▸ **Given task**
Copy out each line of the data holding "Point".

+ + + +

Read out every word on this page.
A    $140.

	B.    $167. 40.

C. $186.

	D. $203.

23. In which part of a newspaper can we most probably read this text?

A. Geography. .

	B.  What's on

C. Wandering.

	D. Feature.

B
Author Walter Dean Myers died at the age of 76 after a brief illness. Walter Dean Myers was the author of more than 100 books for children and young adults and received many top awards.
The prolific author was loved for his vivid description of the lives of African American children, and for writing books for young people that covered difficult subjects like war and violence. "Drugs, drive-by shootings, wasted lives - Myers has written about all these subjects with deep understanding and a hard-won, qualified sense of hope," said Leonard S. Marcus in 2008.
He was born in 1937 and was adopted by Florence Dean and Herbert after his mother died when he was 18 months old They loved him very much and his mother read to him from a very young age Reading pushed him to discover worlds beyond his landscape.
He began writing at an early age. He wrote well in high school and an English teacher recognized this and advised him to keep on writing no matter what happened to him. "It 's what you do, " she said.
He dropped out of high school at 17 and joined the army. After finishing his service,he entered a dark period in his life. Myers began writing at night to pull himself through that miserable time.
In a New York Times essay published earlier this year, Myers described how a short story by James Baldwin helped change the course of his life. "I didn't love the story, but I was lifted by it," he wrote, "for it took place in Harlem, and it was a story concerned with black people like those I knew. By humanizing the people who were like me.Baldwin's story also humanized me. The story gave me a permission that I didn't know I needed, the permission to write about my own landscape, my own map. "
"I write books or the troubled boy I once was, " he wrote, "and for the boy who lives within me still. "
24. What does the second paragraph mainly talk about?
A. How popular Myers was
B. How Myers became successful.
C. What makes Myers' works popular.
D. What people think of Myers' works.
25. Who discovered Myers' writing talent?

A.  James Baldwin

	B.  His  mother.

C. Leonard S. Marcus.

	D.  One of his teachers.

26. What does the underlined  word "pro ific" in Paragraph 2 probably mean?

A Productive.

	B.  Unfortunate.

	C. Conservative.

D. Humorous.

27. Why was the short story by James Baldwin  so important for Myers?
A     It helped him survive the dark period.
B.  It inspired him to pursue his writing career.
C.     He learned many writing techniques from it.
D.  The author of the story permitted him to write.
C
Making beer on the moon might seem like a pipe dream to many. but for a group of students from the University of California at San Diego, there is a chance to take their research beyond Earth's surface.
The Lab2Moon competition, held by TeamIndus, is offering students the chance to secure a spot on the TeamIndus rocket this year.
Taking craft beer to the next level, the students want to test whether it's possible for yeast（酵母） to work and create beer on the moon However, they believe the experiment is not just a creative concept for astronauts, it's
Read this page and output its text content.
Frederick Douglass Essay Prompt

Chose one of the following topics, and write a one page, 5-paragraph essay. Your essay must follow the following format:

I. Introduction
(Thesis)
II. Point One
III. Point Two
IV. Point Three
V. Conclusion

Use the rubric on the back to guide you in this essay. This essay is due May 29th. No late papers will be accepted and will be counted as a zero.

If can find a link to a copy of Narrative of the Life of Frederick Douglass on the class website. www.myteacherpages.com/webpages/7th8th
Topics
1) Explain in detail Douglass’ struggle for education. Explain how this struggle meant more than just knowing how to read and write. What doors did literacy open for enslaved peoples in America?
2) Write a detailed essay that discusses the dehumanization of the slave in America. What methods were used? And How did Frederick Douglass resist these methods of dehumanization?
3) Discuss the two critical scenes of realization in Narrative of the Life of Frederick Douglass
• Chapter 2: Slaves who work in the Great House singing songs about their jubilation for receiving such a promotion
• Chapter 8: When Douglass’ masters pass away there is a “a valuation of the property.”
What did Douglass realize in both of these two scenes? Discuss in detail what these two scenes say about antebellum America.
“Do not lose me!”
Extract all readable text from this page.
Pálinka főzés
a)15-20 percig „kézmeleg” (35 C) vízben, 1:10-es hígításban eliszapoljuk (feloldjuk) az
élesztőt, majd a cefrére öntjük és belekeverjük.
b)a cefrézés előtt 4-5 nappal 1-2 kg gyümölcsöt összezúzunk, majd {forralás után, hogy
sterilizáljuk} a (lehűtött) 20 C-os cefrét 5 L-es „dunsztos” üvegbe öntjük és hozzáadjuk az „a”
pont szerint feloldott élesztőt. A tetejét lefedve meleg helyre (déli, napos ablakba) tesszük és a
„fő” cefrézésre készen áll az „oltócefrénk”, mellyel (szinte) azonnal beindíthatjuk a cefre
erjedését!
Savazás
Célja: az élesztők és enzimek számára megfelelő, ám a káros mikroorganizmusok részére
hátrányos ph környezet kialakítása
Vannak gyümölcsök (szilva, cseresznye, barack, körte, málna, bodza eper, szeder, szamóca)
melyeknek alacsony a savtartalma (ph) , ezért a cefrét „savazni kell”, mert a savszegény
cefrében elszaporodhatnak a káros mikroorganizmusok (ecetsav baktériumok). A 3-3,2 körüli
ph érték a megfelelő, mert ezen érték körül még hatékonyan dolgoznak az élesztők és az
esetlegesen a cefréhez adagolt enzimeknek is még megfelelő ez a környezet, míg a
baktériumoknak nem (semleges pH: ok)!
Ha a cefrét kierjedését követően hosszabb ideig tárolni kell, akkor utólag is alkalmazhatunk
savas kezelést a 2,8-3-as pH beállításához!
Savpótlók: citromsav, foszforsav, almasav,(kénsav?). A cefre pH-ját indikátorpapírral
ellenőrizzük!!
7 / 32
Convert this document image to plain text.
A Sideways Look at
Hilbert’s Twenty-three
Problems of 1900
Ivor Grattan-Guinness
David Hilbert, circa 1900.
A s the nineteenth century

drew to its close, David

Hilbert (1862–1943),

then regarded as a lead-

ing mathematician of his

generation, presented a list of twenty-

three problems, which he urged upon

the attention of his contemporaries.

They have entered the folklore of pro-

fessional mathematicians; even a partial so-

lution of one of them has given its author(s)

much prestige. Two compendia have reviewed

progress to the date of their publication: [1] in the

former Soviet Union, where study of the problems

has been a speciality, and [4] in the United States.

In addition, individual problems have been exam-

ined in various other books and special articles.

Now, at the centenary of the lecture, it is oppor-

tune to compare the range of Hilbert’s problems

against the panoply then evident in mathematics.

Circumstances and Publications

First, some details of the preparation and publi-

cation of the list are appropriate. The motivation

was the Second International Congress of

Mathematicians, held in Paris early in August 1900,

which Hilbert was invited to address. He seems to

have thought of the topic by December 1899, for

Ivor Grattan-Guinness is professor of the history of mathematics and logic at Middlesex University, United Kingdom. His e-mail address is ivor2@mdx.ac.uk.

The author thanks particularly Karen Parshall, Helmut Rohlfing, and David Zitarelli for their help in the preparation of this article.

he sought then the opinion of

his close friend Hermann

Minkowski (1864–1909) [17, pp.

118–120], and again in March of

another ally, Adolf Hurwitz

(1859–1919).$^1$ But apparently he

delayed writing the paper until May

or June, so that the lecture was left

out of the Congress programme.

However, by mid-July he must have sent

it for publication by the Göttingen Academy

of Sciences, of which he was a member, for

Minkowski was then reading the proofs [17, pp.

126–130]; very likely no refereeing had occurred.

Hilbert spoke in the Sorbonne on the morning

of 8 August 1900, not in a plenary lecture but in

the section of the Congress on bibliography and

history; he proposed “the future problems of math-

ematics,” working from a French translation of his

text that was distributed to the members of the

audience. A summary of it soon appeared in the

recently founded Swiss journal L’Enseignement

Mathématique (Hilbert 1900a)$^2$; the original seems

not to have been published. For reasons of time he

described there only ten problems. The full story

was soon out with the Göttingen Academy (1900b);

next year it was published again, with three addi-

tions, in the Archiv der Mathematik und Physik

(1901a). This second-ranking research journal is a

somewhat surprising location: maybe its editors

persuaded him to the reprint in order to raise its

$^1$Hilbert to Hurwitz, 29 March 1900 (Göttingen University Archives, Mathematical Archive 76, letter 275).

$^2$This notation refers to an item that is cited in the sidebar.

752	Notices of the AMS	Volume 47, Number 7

+ + + +

▸ **The reply**
II. Point One
III. Point Two
IV. Point Three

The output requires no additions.